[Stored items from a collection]
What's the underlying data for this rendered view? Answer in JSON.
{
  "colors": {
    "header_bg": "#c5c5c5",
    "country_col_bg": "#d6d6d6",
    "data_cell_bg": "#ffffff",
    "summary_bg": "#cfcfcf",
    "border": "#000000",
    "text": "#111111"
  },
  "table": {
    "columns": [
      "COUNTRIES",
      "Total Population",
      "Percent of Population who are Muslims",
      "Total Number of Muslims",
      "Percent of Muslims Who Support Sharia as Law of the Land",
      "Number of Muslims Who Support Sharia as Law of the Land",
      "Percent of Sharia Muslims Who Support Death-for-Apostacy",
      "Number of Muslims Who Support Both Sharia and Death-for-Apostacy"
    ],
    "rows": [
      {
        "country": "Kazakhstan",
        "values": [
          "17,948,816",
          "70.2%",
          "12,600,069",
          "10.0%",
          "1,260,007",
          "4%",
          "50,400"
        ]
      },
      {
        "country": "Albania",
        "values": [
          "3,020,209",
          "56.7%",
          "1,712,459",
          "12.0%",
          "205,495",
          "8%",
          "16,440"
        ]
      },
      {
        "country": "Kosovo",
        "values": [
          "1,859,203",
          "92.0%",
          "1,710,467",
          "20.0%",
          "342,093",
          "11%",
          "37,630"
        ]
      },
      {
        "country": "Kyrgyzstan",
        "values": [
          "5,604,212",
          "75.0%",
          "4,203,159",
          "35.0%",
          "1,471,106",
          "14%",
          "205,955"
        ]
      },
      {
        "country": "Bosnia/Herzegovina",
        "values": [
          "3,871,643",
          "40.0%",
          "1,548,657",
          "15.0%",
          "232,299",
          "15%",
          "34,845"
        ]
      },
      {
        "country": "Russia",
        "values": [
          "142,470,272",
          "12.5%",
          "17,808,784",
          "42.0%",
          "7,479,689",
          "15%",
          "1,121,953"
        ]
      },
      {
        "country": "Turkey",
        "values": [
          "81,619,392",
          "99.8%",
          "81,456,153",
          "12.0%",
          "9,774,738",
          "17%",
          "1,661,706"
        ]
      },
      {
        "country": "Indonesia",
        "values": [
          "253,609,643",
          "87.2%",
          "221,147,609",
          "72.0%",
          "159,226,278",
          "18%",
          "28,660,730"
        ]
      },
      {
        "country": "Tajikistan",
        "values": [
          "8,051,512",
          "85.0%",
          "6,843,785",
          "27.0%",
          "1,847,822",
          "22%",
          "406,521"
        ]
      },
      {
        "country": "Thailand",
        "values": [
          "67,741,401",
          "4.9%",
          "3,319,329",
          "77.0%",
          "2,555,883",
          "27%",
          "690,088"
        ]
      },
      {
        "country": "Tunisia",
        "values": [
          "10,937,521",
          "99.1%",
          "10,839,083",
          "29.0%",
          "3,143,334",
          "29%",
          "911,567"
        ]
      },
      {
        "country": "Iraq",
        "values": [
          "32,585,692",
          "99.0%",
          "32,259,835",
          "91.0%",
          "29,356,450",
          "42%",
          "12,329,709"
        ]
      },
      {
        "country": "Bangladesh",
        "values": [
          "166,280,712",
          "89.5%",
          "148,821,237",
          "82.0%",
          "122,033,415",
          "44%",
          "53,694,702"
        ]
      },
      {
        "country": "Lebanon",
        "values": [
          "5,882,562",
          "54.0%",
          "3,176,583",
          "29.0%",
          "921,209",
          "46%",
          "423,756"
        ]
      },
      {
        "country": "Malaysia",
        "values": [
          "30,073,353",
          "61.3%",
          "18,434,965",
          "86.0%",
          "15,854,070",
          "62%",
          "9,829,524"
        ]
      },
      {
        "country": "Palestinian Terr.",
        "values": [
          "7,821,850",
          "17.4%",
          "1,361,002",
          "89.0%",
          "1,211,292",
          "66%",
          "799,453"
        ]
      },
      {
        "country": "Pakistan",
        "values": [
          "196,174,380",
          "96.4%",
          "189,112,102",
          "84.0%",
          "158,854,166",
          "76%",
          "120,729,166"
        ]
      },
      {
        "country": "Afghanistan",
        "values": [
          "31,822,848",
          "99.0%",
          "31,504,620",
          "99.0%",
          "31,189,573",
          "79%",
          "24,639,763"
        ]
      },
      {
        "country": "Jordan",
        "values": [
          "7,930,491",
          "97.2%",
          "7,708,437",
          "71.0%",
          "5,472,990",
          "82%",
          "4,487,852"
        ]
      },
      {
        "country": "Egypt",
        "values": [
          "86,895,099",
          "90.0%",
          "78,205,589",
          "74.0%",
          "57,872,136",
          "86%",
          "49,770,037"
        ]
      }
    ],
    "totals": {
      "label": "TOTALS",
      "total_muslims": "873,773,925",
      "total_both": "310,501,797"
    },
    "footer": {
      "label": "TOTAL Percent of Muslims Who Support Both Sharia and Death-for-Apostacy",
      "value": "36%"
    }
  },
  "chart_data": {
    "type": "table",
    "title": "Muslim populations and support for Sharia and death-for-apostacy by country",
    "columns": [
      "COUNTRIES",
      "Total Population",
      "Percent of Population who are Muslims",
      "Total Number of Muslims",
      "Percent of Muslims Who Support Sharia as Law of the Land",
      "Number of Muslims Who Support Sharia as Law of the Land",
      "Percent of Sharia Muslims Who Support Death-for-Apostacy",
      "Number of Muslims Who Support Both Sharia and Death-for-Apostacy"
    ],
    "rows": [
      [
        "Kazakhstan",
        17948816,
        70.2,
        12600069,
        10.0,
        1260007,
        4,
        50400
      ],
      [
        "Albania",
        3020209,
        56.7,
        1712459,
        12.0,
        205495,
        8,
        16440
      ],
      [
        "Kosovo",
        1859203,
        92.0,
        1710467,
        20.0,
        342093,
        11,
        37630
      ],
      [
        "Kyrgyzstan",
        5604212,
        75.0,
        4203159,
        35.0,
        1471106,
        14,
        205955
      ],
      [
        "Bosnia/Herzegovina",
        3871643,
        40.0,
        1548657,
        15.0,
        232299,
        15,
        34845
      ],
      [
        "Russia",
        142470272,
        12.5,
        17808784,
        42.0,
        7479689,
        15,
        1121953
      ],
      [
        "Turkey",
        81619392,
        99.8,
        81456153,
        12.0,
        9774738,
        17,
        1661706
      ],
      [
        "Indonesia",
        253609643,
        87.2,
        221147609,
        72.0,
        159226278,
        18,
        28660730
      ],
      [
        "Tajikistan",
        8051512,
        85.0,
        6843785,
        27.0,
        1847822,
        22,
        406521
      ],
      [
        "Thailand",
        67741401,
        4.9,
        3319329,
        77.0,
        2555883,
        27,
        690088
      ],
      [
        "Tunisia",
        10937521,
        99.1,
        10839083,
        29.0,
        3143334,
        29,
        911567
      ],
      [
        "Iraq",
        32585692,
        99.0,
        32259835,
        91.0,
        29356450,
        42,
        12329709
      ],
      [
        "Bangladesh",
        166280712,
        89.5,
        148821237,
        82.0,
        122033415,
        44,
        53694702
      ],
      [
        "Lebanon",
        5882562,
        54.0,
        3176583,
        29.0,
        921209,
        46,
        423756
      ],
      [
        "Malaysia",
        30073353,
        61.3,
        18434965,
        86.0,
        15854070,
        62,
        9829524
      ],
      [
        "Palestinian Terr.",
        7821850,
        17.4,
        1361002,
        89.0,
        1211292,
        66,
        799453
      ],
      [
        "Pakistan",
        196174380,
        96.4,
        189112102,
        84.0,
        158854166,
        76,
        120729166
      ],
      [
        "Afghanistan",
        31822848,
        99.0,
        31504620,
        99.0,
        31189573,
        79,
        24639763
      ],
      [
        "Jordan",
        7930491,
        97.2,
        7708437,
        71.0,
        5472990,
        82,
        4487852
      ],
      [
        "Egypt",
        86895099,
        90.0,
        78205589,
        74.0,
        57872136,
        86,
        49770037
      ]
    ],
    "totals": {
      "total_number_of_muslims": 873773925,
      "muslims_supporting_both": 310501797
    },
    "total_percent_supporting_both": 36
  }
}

--- Task brief ---
Reproduce each line of the material containing the word "Terr".

--- The completed task ---
        "country": "Palestinian Terr.",
        "Palestinian Terr.",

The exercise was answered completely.